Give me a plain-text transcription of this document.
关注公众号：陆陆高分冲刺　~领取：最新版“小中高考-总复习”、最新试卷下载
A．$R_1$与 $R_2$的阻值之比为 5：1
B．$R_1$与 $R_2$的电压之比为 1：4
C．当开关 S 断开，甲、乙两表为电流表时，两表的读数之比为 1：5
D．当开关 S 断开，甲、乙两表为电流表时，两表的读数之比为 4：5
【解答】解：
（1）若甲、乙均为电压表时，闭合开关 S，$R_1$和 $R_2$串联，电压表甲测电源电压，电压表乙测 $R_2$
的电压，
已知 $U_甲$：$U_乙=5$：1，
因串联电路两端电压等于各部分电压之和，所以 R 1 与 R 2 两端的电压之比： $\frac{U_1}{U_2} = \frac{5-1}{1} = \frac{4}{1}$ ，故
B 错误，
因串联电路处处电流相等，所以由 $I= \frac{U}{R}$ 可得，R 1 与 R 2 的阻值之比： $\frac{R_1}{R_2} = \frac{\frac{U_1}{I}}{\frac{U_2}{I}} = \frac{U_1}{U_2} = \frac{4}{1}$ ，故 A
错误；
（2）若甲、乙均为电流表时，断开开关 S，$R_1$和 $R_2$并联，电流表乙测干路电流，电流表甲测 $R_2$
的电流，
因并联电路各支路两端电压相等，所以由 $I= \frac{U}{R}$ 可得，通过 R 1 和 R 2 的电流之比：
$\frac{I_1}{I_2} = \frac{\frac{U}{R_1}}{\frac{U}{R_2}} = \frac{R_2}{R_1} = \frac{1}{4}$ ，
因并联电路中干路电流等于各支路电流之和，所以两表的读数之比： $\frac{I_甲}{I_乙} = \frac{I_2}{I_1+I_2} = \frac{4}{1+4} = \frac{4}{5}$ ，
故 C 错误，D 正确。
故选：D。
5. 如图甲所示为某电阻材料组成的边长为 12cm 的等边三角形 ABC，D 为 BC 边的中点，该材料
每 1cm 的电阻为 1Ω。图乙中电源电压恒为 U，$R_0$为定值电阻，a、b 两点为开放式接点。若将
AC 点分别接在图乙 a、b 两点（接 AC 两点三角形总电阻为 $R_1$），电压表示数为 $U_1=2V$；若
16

==========

• **What to do**: Type out the full listing again, exactly as given.

• **Exercise answer**:
Give me a plain-text transcription of this document.
关注公众号：陆陆高分冲刺　~领取：最新版“小中高考-总复习”、最新试卷下载
A．$R_1$与 $R_2$的阻值之比为 5：1
B．$R_1$与 $R_2$的电压之比为 1：4
C．当开关 S 断开，甲、乙两表为电流表时，两表的读数之比为 1：5
D．当开关 S 断开，甲、乙两表为电流表时，两表的读数之比为 4：5
【解答】解：
（1）若甲、乙均为电压表时，闭合开关 S，$R_1$和 $R_2$串联，电压表甲测电源电压，电压表乙测 $R_2$
的电压，
已知 $U_甲$：$U_乙=5$：1，
因串联电路两端电压等于各部分电压之和，所以 R 1 与 R 2 两端的电压之比： $\frac{U_1}{U_2} = \frac{5-1}{1} = \frac{4}{1}$ ，故
B 错误，
因串联电路处处电流相等，所以由 $I= \frac{U}{R}$ 可得，R 1 与 R 2 的阻值之比： $\frac{R_1}{R_2} = \frac{\frac{U_1}{I}}{\frac{U_2}{I}} = \frac{U_1}{U_2} = \frac{4}{1}$ ，故 A
错误；
（2）若甲、乙均为电流表时，断开开关 S，$R_1$和 $R_2$并联，电流表乙测干路电流，电流表甲测 $R_2$
的电流，
因并联电路各支路两端电压相等，所以由 $I= \frac{U}{R}$ 可得，通过 R 1 和 R 2 的电流之比：
$\frac{I_1}{I_2} = \frac{\frac{U}{R_1}}{\frac{U}{R_2}} = \frac{R_2}{R_1} = \frac{1}{4}$ ，
因并联电路中干路电流等于各支路电流之和，所以两表的读数之比： $\frac{I_甲}{I_乙} = \frac{I_2}{I_1+I_2} = \frac{4}{1+4} = \frac{4}{5}$ ，
故 C 错误，D 正确。
故选：D。
5. 如图甲所示为某电阻材料组成的边长为 12cm 的等边三角形 ABC，D 为 BC 边的中点，该材料
每 1cm 的电阻为 1Ω。图乙中电源电压恒为 U，$R_0$为定值电阻，a、b 两点为开放式接点。若将
AC 点分别接在图乙 a、b 两点（接 AC 两点三角形总电阻为 $R_1$），电压表示数为 $U_1=2V$；若
16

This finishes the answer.